_What you should do_. Transcribe the data that follows precisely, omitting nothing.

_Supplied material_.
#####
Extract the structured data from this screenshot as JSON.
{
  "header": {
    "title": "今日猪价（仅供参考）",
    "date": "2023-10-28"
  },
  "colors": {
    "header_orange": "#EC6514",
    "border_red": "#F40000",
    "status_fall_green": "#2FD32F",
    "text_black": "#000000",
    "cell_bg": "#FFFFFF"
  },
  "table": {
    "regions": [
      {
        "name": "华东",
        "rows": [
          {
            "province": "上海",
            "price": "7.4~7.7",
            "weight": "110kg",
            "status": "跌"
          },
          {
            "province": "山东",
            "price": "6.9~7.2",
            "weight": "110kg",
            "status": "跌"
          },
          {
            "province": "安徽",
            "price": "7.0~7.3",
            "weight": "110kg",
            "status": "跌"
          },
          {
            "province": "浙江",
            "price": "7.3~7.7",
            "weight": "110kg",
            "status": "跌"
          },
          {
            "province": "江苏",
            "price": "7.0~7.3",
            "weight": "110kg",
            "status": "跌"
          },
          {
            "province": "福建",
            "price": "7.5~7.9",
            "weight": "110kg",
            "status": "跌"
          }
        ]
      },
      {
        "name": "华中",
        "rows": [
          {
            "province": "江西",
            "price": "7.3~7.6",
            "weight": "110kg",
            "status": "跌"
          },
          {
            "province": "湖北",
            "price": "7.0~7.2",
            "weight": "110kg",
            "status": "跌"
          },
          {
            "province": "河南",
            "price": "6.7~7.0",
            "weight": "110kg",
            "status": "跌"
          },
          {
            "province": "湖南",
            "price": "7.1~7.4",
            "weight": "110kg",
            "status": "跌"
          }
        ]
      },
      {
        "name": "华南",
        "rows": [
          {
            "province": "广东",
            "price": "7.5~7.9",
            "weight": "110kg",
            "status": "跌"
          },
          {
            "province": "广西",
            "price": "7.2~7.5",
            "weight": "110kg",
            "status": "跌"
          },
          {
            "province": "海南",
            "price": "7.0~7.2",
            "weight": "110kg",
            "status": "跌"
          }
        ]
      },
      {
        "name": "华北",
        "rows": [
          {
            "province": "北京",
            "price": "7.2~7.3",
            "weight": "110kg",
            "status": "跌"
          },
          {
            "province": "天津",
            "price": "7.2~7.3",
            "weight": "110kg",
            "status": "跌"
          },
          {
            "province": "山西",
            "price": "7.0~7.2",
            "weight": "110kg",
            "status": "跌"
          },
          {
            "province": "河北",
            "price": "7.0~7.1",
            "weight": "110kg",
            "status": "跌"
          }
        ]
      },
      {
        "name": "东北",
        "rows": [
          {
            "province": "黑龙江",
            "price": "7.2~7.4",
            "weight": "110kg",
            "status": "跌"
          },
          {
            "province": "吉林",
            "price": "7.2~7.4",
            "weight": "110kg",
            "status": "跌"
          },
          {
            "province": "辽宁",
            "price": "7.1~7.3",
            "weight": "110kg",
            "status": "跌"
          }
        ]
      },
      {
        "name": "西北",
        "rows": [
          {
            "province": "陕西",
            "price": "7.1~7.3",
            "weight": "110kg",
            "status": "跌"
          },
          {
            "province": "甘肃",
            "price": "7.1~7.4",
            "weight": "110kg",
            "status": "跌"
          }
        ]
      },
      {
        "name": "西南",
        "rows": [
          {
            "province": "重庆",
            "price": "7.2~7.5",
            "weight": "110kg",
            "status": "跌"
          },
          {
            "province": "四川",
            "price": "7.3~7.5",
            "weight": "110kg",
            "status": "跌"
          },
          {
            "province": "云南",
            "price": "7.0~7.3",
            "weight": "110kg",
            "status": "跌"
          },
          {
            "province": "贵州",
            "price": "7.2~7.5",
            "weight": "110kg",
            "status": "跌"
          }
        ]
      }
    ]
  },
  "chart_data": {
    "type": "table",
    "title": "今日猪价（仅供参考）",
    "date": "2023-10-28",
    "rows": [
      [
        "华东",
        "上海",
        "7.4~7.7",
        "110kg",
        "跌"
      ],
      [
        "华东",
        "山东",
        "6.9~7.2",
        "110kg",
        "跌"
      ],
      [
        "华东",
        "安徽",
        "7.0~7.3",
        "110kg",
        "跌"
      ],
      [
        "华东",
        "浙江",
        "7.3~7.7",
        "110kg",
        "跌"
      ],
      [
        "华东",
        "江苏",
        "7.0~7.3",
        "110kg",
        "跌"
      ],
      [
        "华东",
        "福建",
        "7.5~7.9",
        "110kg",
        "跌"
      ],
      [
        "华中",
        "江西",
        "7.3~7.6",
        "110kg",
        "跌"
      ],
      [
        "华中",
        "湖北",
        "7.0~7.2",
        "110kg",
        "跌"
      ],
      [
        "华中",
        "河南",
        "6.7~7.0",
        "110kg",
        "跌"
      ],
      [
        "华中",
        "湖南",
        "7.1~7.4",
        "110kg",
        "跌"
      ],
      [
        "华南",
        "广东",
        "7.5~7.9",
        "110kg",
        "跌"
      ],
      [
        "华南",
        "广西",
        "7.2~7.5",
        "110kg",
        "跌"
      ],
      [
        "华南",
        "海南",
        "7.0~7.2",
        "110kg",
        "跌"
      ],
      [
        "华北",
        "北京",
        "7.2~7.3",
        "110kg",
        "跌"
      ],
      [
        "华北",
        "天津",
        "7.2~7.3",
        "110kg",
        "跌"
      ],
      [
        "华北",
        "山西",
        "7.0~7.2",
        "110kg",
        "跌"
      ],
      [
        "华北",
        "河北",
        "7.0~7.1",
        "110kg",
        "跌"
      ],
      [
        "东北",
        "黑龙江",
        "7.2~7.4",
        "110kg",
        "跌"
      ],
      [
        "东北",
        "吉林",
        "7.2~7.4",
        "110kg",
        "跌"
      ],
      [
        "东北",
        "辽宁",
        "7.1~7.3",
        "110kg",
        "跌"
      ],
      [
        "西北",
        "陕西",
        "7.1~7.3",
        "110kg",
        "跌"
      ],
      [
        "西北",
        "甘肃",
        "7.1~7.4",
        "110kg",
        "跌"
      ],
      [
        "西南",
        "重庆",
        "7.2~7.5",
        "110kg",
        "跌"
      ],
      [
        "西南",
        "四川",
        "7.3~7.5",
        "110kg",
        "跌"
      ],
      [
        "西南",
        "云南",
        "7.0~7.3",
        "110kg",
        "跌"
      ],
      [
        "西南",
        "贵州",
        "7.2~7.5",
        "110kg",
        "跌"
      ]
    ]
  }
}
#####
_Result_.
Extract the structured data from this screenshot as JSON.
{
  "header": {
    "title": "今日猪价（仅供参考）",
    "date": "2023-10-28"
  },
  "colors": {
    "header_orange": "#EC6514",
    "border_red": "#F40000",
    "status_fall_green": "#2FD32F",
    "text_black": "#000000",
    "cell_bg": "#FFFFFF"
  },
  "table": {
    "regions": [
      {
        "name": "华东",
        "rows": [
          {
            "province": "上海",
            "price": "7.4~7.7",
            "weight": "110kg",
            "status": "跌"
          },
          {
            "province": "山东",
            "price": "6.9~7.2",
            "weight": "110kg",
            "status": "跌"
          },
          {
            "province": "安徽",
            "price": "7.0~7.3",
            "weight": "110kg",
            "status": "跌"
          },
          {
            "province": "浙江",
            "price": "7.3~7.7",
            "weight": "110kg",
            "status": "跌"
          },
          {
            "province": "江苏",
            "price": "7.0~7.3",
            "weight": "110kg",
            "status": "跌"
          },
          {
            "province": "福建",
            "price": "7.5~7.9",
            "weight": "110kg",
            "status": "跌"
          }
        ]
      },
      {
        "name": "华中",
        "rows": [
          {
            "province": "江西",
            "price": "7.3~7.6",
            "weight": "110kg",
            "status": "跌"
          },
          {
            "province": "湖北",
            "price": "7.0~7.2",
            "weight": "110kg",
            "status": "跌"
          },
          {
            "province": "河南",
            "price": "6.7~7.0",
            "weight": "110kg",
            "status": "跌"
          },
          {
            "province": "湖南",
            "price": "7.1~7.4",
            "weight": "110kg",
            "status": "跌"
          }
        ]
      },
      {
        "name": "华南",
        "rows": [
          {
            "province": "广东",
            "price": "7.5~7.9",
            "weight": "110kg",
            "status": "跌"
          },
          {
            "province": "广西",
            "price": "7.2~7.5",
            "weight": "110kg",
            "status": "跌"
          },
          {
            "province": "海南",
            "price": "7.0~7.2",
            "weight": "110kg",
            "status": "跌"
          }
        ]
      },
      {
        "name": "华北",
        "rows": [
          {
            "province": "北京",
            "price": "7.2~7.3",
            "weight": "110kg",
            "status": "跌"
          },
          {
            "province": "天津",
            "price": "7.2~7.3",
            "weight": "110kg",
            "status": "跌"
          },
          {
            "province": "山西",
            "price": "7.0~7.2",
            "weight": "110kg",
            "status": "跌"
          },
          {
            "province": "河北",
            "price": "7.0~7.1",
            "weight": "110kg",
            "status": "跌"
          }
        ]
      },
      {
        "name": "东北",
        "rows": [
          {
            "province": "黑龙江",
            "price": "7.2~7.4",
            "weight": "110kg",
            "status": "跌"
          },
          {
            "province": "吉林",
            "price": "7.2~7.4",
            "weight": "110kg",
            "status": "跌"
          },
          {
            "province": "辽宁",
            "price": "7.1~7.3",
            "weight": "110kg",
            "status": "跌"
          }
        ]
      },
      {
        "name": "西北",
        "rows": [
          {
            "province": "陕西",
            "price": "7.1~7.3",
            "weight": "110kg",
            "status": "跌"
          },
          {
            "province": "甘肃",
            "price": "7.1~7.4",
            "weight": "110kg",
            "status": "跌"
          }
        ]
      },
      {
        "name": "西南",
        "rows": [
          {
            "province": "重庆",
            "price": "7.2~7.5",
            "weight": "110kg",
            "status": "跌"
          },
          {
            "province": "四川",
            "price": "7.3~7.5",
            "weight": "110kg",
            "status": "跌"
          },
          {
            "province": "云南",
            "price": "7.0~7.3",
            "weight": "110kg",
            "status": "跌"
          },
          {
            "province": "贵州",
            "price": "7.2~7.5",
            "weight": "110kg",
            "status": "跌"
          }
        ]
      }
    ]
  },
  "chart_data": {
    "type": "table",
    "title": "今日猪价（仅供参考）",
    "date": "2023-10-28",
    "rows": [
      [
        "华东",
        "上海",
        "7.4~7.7",
        "110kg",
        "跌"
      ],
      [
        "华东",
        "山东",
        "6.9~7.2",
        "110kg",
        "跌"
      ],
      [
        "华东",
        "安徽",
        "7.0~7.3",
        "110kg",
        "跌"
      ],
      [
        "华东",
        "浙江",
        "7.3~7.7",
        "110kg",
        "跌"
      ],
      [
        "华东",
        "江苏",
        "7.0~7.3",
        "110kg",
        "跌"
      ],
      [
        "华东",
        "福建",
        "7.5~7.9",
        "110kg",
        "跌"
      ],
      [
        "华中",
        "江西",
        "7.3~7.6",
        "110kg",
        "跌"
      ],
      [
        "华中",
        "湖北",
        "7.0~7.2",
        "110kg",
        "跌"
      ],
      [
        "华中",
        "河南",
        "6.7~7.0",
        "110kg",
        "跌"
      ],
      [
        "华中",
        "湖南",
        "7.1~7.4",
        "110kg",
        "跌"
      ],
      [
        "华南",
        "广东",
        "7.5~7.9",
        "110kg",
        "跌"
      ],
      [
        "华南",
        "广西",
        "7.2~7.5",
        "110kg",
        "跌"
      ],
      [
        "华南",
        "海南",
        "7.0~7.2",
        "110kg",
        "跌"
      ],
      [
        "华北",
        "北京",
        "7.2~7.3",
        "110kg",
        "跌"
      ],
      [
        "华北",
        "天津",
        "7.2~7.3",
        "110kg",
        "跌"
      ],
      [
        "华北",
        "山西",
        "7.0~7.2",
        "110kg",
        "跌"
      ],
      [
        "华北",
        "河北",
        "7.0~7.1",
        "110kg",
        "跌"
      ],
      [
        "东北",
        "黑龙江",
        "7.2~7.4",
        "110kg",
        "跌"
      ],
      [
        "东北",
        "吉林",
        "7.2~7.4",
        "110kg",
        "跌"
      ],
      [
        "东北",
        "辽宁",
        "7.1~7.3",
        "110kg",
        "跌"
      ],
      [
        "西北",
        "陕西",
        "7.1~7.3",
        "110kg",
        "跌"
      ],
      [
        "西北",
        "甘肃",
        "7.1~7.4",
        "110kg",
        "跌"
      ],
      [
        "西南",
        "重庆",
        "7.2~7.5",
        "110kg",
        "跌"
      ],
      [
        "西南",
        "四川",
        "7.3~7.5",
        "110kg",
        "跌"
      ],
      [
        "西南",
        "云南",
        "7.0~7.3",
        "110kg",
        "跌"
      ],
      [
        "西南",
        "贵州",
        "7.2~7.5",
        "110kg",
        "跌"
      ]
    ]
  }
}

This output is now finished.